■ **BRIEF**
Could you restate every entry word for word, minus the pictures?
(RECORDS FOR THE EXERCISE)
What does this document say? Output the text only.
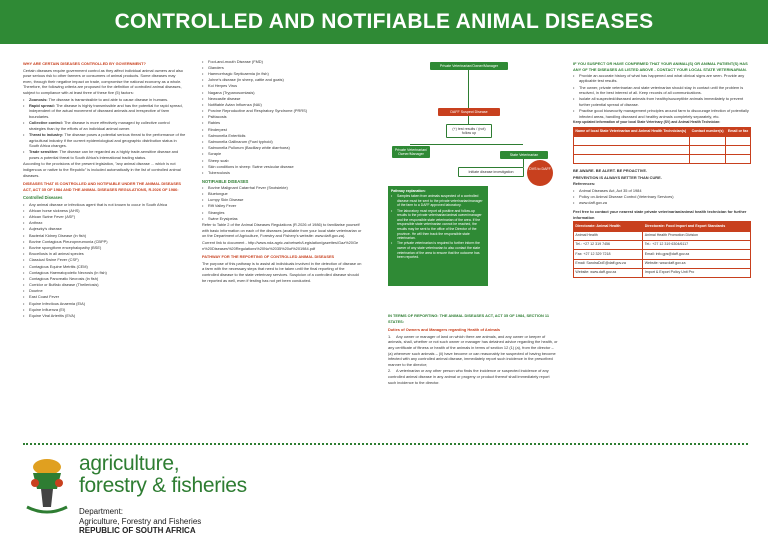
CONTROLLED AND NOTIFIABLE ANIMAL DISEASES
WHY ARE CERTAIN DISEASES CONTROLLED BY GOVERNMENT?

Certain diseases require government control as they affect individual animal owners and also pose serious risk to other farmers or consumers of animal products. Some diseases may even, through their negative impact on trade, compromise the national economy as a whole. Therefore, the following criteria are proposed for the definition of controlled animal diseases, subject to compliance with at least three of these five (5) factors:

• Zoonosis: The disease is transmissible to and able to cause disease in humans.
• Rapid spread: The disease is highly transmissible and has the potential for rapid spread, independent of the actual movement of diseased animals and irrespective of farm boundaries.
• Collective control: The disease is more effectively managed by collective control strategies than by the efforts of an individual animal owner.
• Threat to industry: The disease poses a potential serious threat to the performance of the agricultural industry if the current epidemiological and geographic distribution status in South Africa changes.
• Trade sensitive: The disease can be regarded as a highly trade-sensitive disease and poses a potential threat to South Africa's international trading status.

According to the provisions of the present legislation, "any animal disease ... which is not indigenous or native to the Republic" is included automatically in the list of controlled animal diseases.

DISEASES THAT IS CONTROLLED AND NOTIFIABLE UNDER THE ANIMAL DISEASES ACT, ACT 35 OF 1984 AND THE ANIMAL DISEASES REGULATIONS, R.2026 OF 1986:
Controlled Diseases
• Any animal disease or infectious agent that is not known to occur in South Africa
• African horse sickness (AHS)
• African Swine Fever (ASF)
• Anthrax
• Aujeszky's disease
• Bacterial Kidney Disease (in fish)
• Bovine Contagious Pleuropneumonia (CBPP)
• Bovine spongiform encephalopathy (BSE)
• Brucellosis in all animal species
• Classical Swine Fever (CSF)
• Contagious Equine Metritis (CEM)
• Contagious Haematopoietic Necrosis (in fish)
• Contagious Pancreatic Necrosis (in fish)
• Corridor or Buffalo disease (Theileriosis)
• Dourine
• East Coast Fever
• Equine Infectious Anaemia (EIA)
• Equine Influenza (EI)
• Equine Viral Arteritis (EVA)
• Foot-and-mouth Disease (FMD)
• Glanders
• Haemorrhagic Septicaemia (in fish)
• Johne's disease (in sheep, cattle and goats)
• Koi Herpes Virus
• Nagana (Trypanosomiasis)
• Newcastle disease
• Notifiable Avian Influenza (NAI)
• Porcine Reproductive and Respiratory Syndrome (PRRS)
• Psittacosis
• Rabies
• Rinderpest
• Salmonella Enteritidis
• Salmonella Gallinarum (Fowl typhoid)
• Salmonella Pullorum (Bacillary white diarrhoea)
• Scrapie
• Sheep scab
• Skin conditions in sheep: Swine vesicular disease
• Tuberculosis
NOTIFIABLE DISEASES
• Bovine Malignant Catarrhal Fever (Snotsiekte)
• Bluetongue
• Lumpy Skin Disease
• Rift Valley Fever
• Strangles
• Swine Erysipelas

Refer to Table 2 of the Animal Diseases Regulations (R.2026 of 1986) to familiarise yourself with basic information on each of the diseases (available from your local state veterinarian or on the Department of Agriculture, Forestry and Fishery's website: www.daff.gov.za).

Current link to document - http://www.nda.agric.za/vetweb/Legislation/gazettes/Gaz%20Gen%20Diseases%20Regulations%20No%2035%20of%201984.pdf

PATHWAY FOR THE REPORTING OF CONTROLLED ANIMAL DISEASES

The purpose of this pathway is to assist all individuals involved in the detection of disease on a farm with the necessary steps that need to be taken until the final reporting of the controlled disease to the state veterinary services. Suspicion of a controlled disease should be reported as well, even if testing has not yet been conducted.

Private Veterinarian/Owner/Manager
DAFF Suspect Disease
(+) test results / (not) follow up
Private Veterinarian/ Owner/Manager	State Veterinarian
Initiate disease investigation
Pathway explanation:
• Samples taken from animals suspected of a controlled disease must be sent to the private veterinarian/manager of the farm to a DAFF approved laboratory.
• The laboratory must report all positive and follow-up results to the private veterinarian/animal owner/manager and the responsible state veterinarian of the area. If the responsible state veterinarian cannot be reached, the results may be sent to the office of the Director of the province. He will then track the responsible state veterinarian.
• The private veterinarian is required to further inform the owner of any state veterinarian to also contact the state veterinarian of the area to ensure that the outcome has been reported.
DVS to DAFF
IN TERMS OF REPORTING: THE ANIMAL DISEASES ACT, ACT 35 OF 1984, SECTION 11 STATES:
Duties of Owners and Managers regarding Health of Animals

1. Any owner or manager of land on which there are animals, and any owner or keeper of animals, shall, whether or not such owner or manager has detained advice regarding the health, or any certificate of fitness or health of the animals in terms of section 12 (1) (a), from the director – (a) whenever such animals – (ii) have become or can reasonably be suspected of having become infected with any controlled animal disease, immediately report such incidence in the prescribed manner to the director;

2. A veterinarian or any other person who finds the incidence or suspected incidence of any controlled animal disease in any animal or progeny or product thereof shall immediately report such incidence to the director.

IF YOU SUSPECT OR HAVE CONFIRMED THAT YOUR ANIMAL(S) OR ANIMAL PATIENT(S) HAS ANY OF THE DISEASES AS LISTED ABOVE - CONTACT YOUR LOCAL STATE VETERINARIAN.
• Provide an accurate history of what has happened and what clinical signs are seen. Provide any applicable test results.
• The owner, private veterinarian and state veterinarian should stay in contact until the problem is resolved, in the best interest of all. Keep records of all communications.
• Isolate all suspected/diseased animals from healthy/susceptible animals immediately to prevent further potential spread of disease.
• Practise good biosecurity management principles around farm to discourage infection of potentially infected areas, handling diseased and healthy animals completely separately, etc.

Keep updated information of your local State Veterinary (SV) and Animal Health Technician:

Name of local State Veterinarian and Animal Health Technician(s)	Contact number(s)	Email or fax

BE AWARE. BE ALERT. BE PROACTIVE.

PREVENTION IS ALWAYS BETTER THAN CURE.

References:

• Animal Diseases Act, Act 35 of 1984
• Policy on Animal Disease Control (Veterinary Services)
• www.daff.gov.za

Feel free to contact your nearest state private veterinarian/animal health technician for further information

Directorate: Animal Health	Directorate: Food Import and Export Standards
Animal Health	Animal Health Promotion Division
Tel.: +27 12 319 7456	Tel.: +27 12 319 6304/6117
Fax: +27 12 329 7218	Email: info.gps@daff.gov.za
Email: SandraDoE@daff.gov.za	Website: www.daff.gov.za
Website: www.daff.gov.za	Import & Export Policy Unit Pro
agriculture,
forestry & fisheries
Department:
Agriculture, Forestry and Fisheries
REPUBLIC OF SOUTH AFRICA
(End RECORDS FOR THE EXERCISE)
■ **RESULT OF THE TASK**
What does this document say? Output the text only.
CONTROLLED AND NOTIFIABLE ANIMAL DISEASES
WHY ARE CERTAIN DISEASES CONTROLLED BY GOVERNMENT?

Certain diseases require government control as they affect individual animal owners and also pose serious risk to other farmers or consumers of animal products. Some diseases may even, through their negative impact on trade, compromise the national economy as a whole. Therefore, the following criteria are proposed for the definition of controlled animal diseases, subject to compliance with at least three of these five (5) factors:

• Zoonosis: The disease is transmissible to and able to cause disease in humans.
• Rapid spread: The disease is highly transmissible and has the potential for rapid spread, independent of the actual movement of diseased animals and irrespective of farm boundaries.
• Collective control: The disease is more effectively managed by collective control strategies than by the efforts of an individual animal owner.
• Threat to industry: The disease poses a potential serious threat to the performance of the agricultural industry if the current epidemiological and geographic distribution status in South Africa changes.
• Trade sensitive: The disease can be regarded as a highly trade-sensitive disease and poses a potential threat to South Africa's international trading status.

According to the provisions of the present legislation, "any animal disease ... which is not indigenous or native to the Republic" is included automatically in the list of controlled animal diseases.

DISEASES THAT IS CONTROLLED AND NOTIFIABLE UNDER THE ANIMAL DISEASES ACT, ACT 35 OF 1984 AND THE ANIMAL DISEASES REGULATIONS, R.2026 OF 1986:
Controlled Diseases
• Any animal disease or infectious agent that is not known to occur in South Africa
• African horse sickness (AHS)
• African Swine Fever (ASF)
• Anthrax
• Aujeszky's disease
• Bacterial Kidney Disease (in fish)
• Bovine Contagious Pleuropneumonia (CBPP)
• Bovine spongiform encephalopathy (BSE)
• Brucellosis in all animal species
• Classical Swine Fever (CSF)
• Contagious Equine Metritis (CEM)
• Contagious Haematopoietic Necrosis (in fish)
• Contagious Pancreatic Necrosis (in fish)
• Corridor or Buffalo disease (Theileriosis)
• Dourine
• East Coast Fever
• Equine Infectious Anaemia (EIA)
• Equine Influenza (EI)
• Equine Viral Arteritis (EVA)
• Foot-and-mouth Disease (FMD)
• Glanders
• Haemorrhagic Septicaemia (in fish)
• Johne's disease (in sheep, cattle and goats)
• Koi Herpes Virus
• Nagana (Trypanosomiasis)
• Newcastle disease
• Notifiable Avian Influenza (NAI)
• Porcine Reproductive and Respiratory Syndrome (PRRS)
• Psittacosis
• Rabies
• Rinderpest
• Salmonella Enteritidis
• Salmonella Gallinarum (Fowl typhoid)
• Salmonella Pullorum (Bacillary white diarrhoea)
• Scrapie
• Sheep scab
• Skin conditions in sheep: Swine vesicular disease
• Tuberculosis
NOTIFIABLE DISEASES
• Bovine Malignant Catarrhal Fever (Snotsiekte)
• Bluetongue
• Lumpy Skin Disease
• Rift Valley Fever
• Strangles
• Swine Erysipelas

Refer to Table 2 of the Animal Diseases Regulations (R.2026 of 1986) to familiarise yourself with basic information on each of the diseases (available from your local state veterinarian or on the Department of Agriculture, Forestry and Fishery's website: www.daff.gov.za).

Current link to document - http://www.nda.agric.za/vetweb/Legislation/gazettes/Gaz%20Gen%20Diseases%20Regulations%20No%2035%20of%201984.pdf

PATHWAY FOR THE REPORTING OF CONTROLLED ANIMAL DISEASES

The purpose of this pathway is to assist all individuals involved in the detection of disease on a farm with the necessary steps that need to be taken until the final reporting of the controlled disease to the state veterinary services. Suspicion of a controlled disease should be reported as well, even if testing has not yet been conducted.

Private Veterinarian/Owner/Manager
DAFF Suspect Disease
(+) test results / (not) follow up
Private Veterinarian/ Owner/Manager	State Veterinarian
Initiate disease investigation
Pathway explanation:
• Samples taken from animals suspected of a controlled disease must be sent to the private veterinarian/manager of the farm to a DAFF approved laboratory.
• The laboratory must report all positive and follow-up results to the private veterinarian/animal owner/manager and the responsible state veterinarian of the area. If the responsible state veterinarian cannot be reached, the results may be sent to the office of the Director of the province. He will then track the responsible state veterinarian.
• The private veterinarian is required to further inform the owner of any state veterinarian to also contact the state veterinarian of the area to ensure that the outcome has been reported.
DVS to DAFF
IN TERMS OF REPORTING: THE ANIMAL DISEASES ACT, ACT 35 OF 1984, SECTION 11 STATES:
Duties of Owners and Managers regarding Health of Animals

1. Any owner or manager of land on which there are animals, and any owner or keeper of animals, shall, whether or not such owner or manager has detained advice regarding the health, or any certificate of fitness or health of the animals in terms of section 12 (1) (a), from the director – (a) whenever such animals – (ii) have become or can reasonably be suspected of having become infected with any controlled animal disease, immediately report such incidence in the prescribed manner to the director;

2. A veterinarian or any other person who finds the incidence or suspected incidence of any controlled animal disease in any animal or progeny or product thereof shall immediately report such incidence to the director.

IF YOU SUSPECT OR HAVE CONFIRMED THAT YOUR ANIMAL(S) OR ANIMAL PATIENT(S) HAS ANY OF THE DISEASES AS LISTED ABOVE - CONTACT YOUR LOCAL STATE VETERINARIAN.
• Provide an accurate history of what has happened and what clinical signs are seen. Provide any applicable test results.
• The owner, private veterinarian and state veterinarian should stay in contact until the problem is resolved, in the best interest of all. Keep records of all communications.
• Isolate all suspected/diseased animals from healthy/susceptible animals immediately to prevent further potential spread of disease.
• Practise good biosecurity management principles around farm to discourage infection of potentially infected areas, handling diseased and healthy animals completely separately, etc.

Keep updated information of your local State Veterinary (SV) and Animal Health Technician:

Name of local State Veterinarian and Animal Health Technician(s)	Contact number(s)	Email or fax

BE AWARE. BE ALERT. BE PROACTIVE.

PREVENTION IS ALWAYS BETTER THAN CURE.

References:

• Animal Diseases Act, Act 35 of 1984
• Policy on Animal Disease Control (Veterinary Services)
• www.daff.gov.za

Feel free to contact your nearest state private veterinarian/animal health technician for further information

Directorate: Animal Health	Directorate: Food Import and Export Standards
Animal Health	Animal Health Promotion Division
Tel.: +27 12 319 7456	Tel.: +27 12 319 6304/6117
Fax: +27 12 329 7218	Email: info.gps@daff.gov.za
Email: SandraDoE@daff.gov.za	Website: www.daff.gov.za
Website: www.daff.gov.za	Import & Export Policy Unit Pro
agriculture,
forestry & fisheries
Department:
Agriculture, Forestry and Fisheries
REPUBLIC OF SOUTH AFRICA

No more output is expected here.